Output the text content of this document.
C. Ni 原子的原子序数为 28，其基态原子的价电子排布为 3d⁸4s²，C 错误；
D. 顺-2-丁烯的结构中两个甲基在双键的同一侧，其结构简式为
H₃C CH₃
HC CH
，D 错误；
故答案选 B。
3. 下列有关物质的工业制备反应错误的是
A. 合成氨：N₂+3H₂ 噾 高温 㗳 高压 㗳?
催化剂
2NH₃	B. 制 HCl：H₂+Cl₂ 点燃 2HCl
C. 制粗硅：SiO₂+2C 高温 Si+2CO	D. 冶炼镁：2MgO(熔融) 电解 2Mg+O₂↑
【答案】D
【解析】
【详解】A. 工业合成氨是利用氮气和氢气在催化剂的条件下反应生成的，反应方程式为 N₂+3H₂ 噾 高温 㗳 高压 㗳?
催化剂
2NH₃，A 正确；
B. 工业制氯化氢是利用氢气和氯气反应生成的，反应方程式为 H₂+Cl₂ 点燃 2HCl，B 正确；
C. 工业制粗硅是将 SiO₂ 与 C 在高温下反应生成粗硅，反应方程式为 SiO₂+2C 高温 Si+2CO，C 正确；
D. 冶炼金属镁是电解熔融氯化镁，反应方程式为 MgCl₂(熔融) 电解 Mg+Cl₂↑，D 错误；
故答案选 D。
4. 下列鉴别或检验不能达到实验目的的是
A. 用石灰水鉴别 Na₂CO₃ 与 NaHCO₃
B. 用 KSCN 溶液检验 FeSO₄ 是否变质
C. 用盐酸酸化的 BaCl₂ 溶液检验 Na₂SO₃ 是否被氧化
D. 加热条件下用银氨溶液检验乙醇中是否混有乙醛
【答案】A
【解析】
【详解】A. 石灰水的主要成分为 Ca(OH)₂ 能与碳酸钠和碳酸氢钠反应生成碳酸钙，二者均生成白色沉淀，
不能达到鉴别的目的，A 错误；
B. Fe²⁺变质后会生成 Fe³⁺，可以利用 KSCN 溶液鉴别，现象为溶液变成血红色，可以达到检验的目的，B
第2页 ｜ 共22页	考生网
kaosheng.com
------------------------
TASK REQUIREMENTS: The full set of records should be duplicated exactly.

SOLUTION TO THIS EXERCISE:
Output the text content of this document.
C. Ni 原子的原子序数为 28，其基态原子的价电子排布为 3d⁸4s²，C 错误；
D. 顺-2-丁烯的结构中两个甲基在双键的同一侧，其结构简式为
H₃C CH₃
HC CH
，D 错误；
故答案选 B。
3. 下列有关物质的工业制备反应错误的是
A. 合成氨：N₂+3H₂ 噾 高温 㗳 高压 㗳?
催化剂
2NH₃	B. 制 HCl：H₂+Cl₂ 点燃 2HCl
C. 制粗硅：SiO₂+2C 高温 Si+2CO	D. 冶炼镁：2MgO(熔融) 电解 2Mg+O₂↑
【答案】D
【解析】
【详解】A. 工业合成氨是利用氮气和氢气在催化剂的条件下反应生成的，反应方程式为 N₂+3H₂ 噾 高温 㗳 高压 㗳?
催化剂
2NH₃，A 正确；
B. 工业制氯化氢是利用氢气和氯气反应生成的，反应方程式为 H₂+Cl₂ 点燃 2HCl，B 正确；
C. 工业制粗硅是将 SiO₂ 与 C 在高温下反应生成粗硅，反应方程式为 SiO₂+2C 高温 Si+2CO，C 正确；
D. 冶炼金属镁是电解熔融氯化镁，反应方程式为 MgCl₂(熔融) 电解 Mg+Cl₂↑，D 错误；
故答案选 D。
4. 下列鉴别或检验不能达到实验目的的是
A. 用石灰水鉴别 Na₂CO₃ 与 NaHCO₃
B. 用 KSCN 溶液检验 FeSO₄ 是否变质
C. 用盐酸酸化的 BaCl₂ 溶液检验 Na₂SO₃ 是否被氧化
D. 加热条件下用银氨溶液检验乙醇中是否混有乙醛
【答案】A
【解析】
【详解】A. 石灰水的主要成分为 Ca(OH)₂ 能与碳酸钠和碳酸氢钠反应生成碳酸钙，二者均生成白色沉淀，
不能达到鉴别的目的，A 错误；
B. Fe²⁺变质后会生成 Fe³⁺，可以利用 KSCN 溶液鉴别，现象为溶液变成血红色，可以达到检验的目的，B
第2页 ｜ 共22页	考生网
kaosheng.com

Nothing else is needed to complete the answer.